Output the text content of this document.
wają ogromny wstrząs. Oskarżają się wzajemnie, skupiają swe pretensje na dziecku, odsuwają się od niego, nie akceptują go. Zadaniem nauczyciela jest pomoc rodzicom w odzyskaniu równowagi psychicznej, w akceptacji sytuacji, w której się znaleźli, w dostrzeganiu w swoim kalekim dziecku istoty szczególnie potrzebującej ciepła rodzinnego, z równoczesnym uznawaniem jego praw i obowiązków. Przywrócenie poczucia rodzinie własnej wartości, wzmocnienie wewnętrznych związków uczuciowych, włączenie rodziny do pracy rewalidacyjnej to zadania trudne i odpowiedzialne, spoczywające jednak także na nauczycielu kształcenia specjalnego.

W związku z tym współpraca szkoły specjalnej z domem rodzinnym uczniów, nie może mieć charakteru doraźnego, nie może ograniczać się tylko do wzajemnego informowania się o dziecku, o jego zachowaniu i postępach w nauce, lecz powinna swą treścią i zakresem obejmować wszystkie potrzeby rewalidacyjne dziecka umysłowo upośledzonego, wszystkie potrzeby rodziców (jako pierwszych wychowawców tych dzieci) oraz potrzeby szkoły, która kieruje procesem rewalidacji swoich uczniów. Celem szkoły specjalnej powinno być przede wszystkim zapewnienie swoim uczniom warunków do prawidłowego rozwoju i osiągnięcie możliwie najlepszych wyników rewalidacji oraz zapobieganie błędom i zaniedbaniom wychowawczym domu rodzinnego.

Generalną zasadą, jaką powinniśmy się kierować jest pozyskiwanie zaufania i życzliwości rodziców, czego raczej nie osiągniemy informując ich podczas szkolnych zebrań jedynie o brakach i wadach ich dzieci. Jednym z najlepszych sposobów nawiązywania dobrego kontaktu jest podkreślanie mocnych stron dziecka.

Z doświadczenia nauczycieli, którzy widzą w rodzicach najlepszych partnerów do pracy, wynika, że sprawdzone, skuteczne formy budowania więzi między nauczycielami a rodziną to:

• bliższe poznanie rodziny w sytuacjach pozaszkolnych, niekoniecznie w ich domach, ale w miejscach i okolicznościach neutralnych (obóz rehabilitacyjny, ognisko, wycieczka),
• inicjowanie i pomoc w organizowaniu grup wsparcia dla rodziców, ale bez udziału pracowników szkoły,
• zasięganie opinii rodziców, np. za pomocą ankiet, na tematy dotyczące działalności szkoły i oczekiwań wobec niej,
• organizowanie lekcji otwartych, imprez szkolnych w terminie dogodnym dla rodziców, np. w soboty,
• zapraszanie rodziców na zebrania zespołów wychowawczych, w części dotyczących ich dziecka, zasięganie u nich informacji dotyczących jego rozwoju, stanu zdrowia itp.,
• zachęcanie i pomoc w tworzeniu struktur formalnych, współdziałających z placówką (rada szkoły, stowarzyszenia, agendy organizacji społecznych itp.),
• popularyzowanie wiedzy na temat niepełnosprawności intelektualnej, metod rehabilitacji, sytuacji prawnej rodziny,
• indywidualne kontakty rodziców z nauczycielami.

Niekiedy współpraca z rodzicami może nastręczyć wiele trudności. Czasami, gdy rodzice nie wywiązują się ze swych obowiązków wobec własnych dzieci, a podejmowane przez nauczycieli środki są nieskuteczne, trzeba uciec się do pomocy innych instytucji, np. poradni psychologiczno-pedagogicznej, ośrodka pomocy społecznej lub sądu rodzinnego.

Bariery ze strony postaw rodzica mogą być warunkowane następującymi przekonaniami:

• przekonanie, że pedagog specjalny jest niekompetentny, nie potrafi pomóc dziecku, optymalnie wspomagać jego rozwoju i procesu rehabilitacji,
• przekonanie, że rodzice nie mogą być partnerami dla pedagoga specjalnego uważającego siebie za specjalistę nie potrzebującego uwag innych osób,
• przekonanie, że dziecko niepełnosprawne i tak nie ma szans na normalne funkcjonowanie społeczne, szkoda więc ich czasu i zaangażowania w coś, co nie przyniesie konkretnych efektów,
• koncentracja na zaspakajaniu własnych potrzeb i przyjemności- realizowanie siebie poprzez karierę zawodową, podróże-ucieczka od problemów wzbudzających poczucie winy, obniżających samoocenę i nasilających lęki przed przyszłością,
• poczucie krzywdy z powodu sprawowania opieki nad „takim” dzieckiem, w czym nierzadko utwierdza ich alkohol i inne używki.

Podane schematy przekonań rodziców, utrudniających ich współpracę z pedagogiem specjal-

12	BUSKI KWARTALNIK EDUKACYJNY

__Task objective__
Please repeat the listing above in full and exactly.

__Correct answer__
Output the text content of this document.
wają ogromny wstrząs. Oskarżają się wzajemnie, skupiają swe pretensje na dziecku, odsuwają się od niego, nie akceptują go. Zadaniem nauczyciela jest pomoc rodzicom w odzyskaniu równowagi psychicznej, w akceptacji sytuacji, w której się znaleźli, w dostrzeganiu w swoim kalekim dziecku istoty szczególnie potrzebującej ciepła rodzinnego, z równoczesnym uznawaniem jego praw i obowiązków. Przywrócenie poczucia rodzinie własnej wartości, wzmocnienie wewnętrznych związków uczuciowych, włączenie rodziny do pracy rewalidacyjnej to zadania trudne i odpowiedzialne, spoczywające jednak także na nauczycielu kształcenia specjalnego.

W związku z tym współpraca szkoły specjalnej z domem rodzinnym uczniów, nie może mieć charakteru doraźnego, nie może ograniczać się tylko do wzajemnego informowania się o dziecku, o jego zachowaniu i postępach w nauce, lecz powinna swą treścią i zakresem obejmować wszystkie potrzeby rewalidacyjne dziecka umysłowo upośledzonego, wszystkie potrzeby rodziców (jako pierwszych wychowawców tych dzieci) oraz potrzeby szkoły, która kieruje procesem rewalidacji swoich uczniów. Celem szkoły specjalnej powinno być przede wszystkim zapewnienie swoim uczniom warunków do prawidłowego rozwoju i osiągnięcie możliwie najlepszych wyników rewalidacji oraz zapobieganie błędom i zaniedbaniom wychowawczym domu rodzinnego.

Generalną zasadą, jaką powinniśmy się kierować jest pozyskiwanie zaufania i życzliwości rodziców, czego raczej nie osiągniemy informując ich podczas szkolnych zebrań jedynie o brakach i wadach ich dzieci. Jednym z najlepszych sposobów nawiązywania dobrego kontaktu jest podkreślanie mocnych stron dziecka.

Z doświadczenia nauczycieli, którzy widzą w rodzicach najlepszych partnerów do pracy, wynika, że sprawdzone, skuteczne formy budowania więzi między nauczycielami a rodziną to:

• bliższe poznanie rodziny w sytuacjach pozaszkolnych, niekoniecznie w ich domach, ale w miejscach i okolicznościach neutralnych (obóz rehabilitacyjny, ognisko, wycieczka),
• inicjowanie i pomoc w organizowaniu grup wsparcia dla rodziców, ale bez udziału pracowników szkoły,
• zasięganie opinii rodziców, np. za pomocą ankiet, na tematy dotyczące działalności szkoły i oczekiwań wobec niej,
• organizowanie lekcji otwartych, imprez szkolnych w terminie dogodnym dla rodziców, np. w soboty,
• zapraszanie rodziców na zebrania zespołów wychowawczych, w części dotyczących ich dziecka, zasięganie u nich informacji dotyczących jego rozwoju, stanu zdrowia itp.,
• zachęcanie i pomoc w tworzeniu struktur formalnych, współdziałających z placówką (rada szkoły, stowarzyszenia, agendy organizacji społecznych itp.),
• popularyzowanie wiedzy na temat niepełnosprawności intelektualnej, metod rehabilitacji, sytuacji prawnej rodziny,
• indywidualne kontakty rodziców z nauczycielami.

Niekiedy współpraca z rodzicami może nastręczyć wiele trudności. Czasami, gdy rodzice nie wywiązują się ze swych obowiązków wobec własnych dzieci, a podejmowane przez nauczycieli środki są nieskuteczne, trzeba uciec się do pomocy innych instytucji, np. poradni psychologiczno-pedagogicznej, ośrodka pomocy społecznej lub sądu rodzinnego.

Bariery ze strony postaw rodzica mogą być warunkowane następującymi przekonaniami:

• przekonanie, że pedagog specjalny jest niekompetentny, nie potrafi pomóc dziecku, optymalnie wspomagać jego rozwoju i procesu rehabilitacji,
• przekonanie, że rodzice nie mogą być partnerami dla pedagoga specjalnego uważającego siebie za specjalistę nie potrzebującego uwag innych osób,
• przekonanie, że dziecko niepełnosprawne i tak nie ma szans na normalne funkcjonowanie społeczne, szkoda więc ich czasu i zaangażowania w coś, co nie przyniesie konkretnych efektów,
• koncentracja na zaspakajaniu własnych potrzeb i przyjemności- realizowanie siebie poprzez karierę zawodową, podróże-ucieczka od problemów wzbudzających poczucie winy, obniżających samoocenę i nasilających lęki przed przyszłością,
• poczucie krzywdy z powodu sprawowania opieki nad „takim” dzieckiem, w czym nierzadko utwierdza ich alkohol i inne używki.

Podane schematy przekonań rodziców, utrudniających ich współpracę z pedagogiem specjal-

12	BUSKI KWARTALNIK EDUKACYJNY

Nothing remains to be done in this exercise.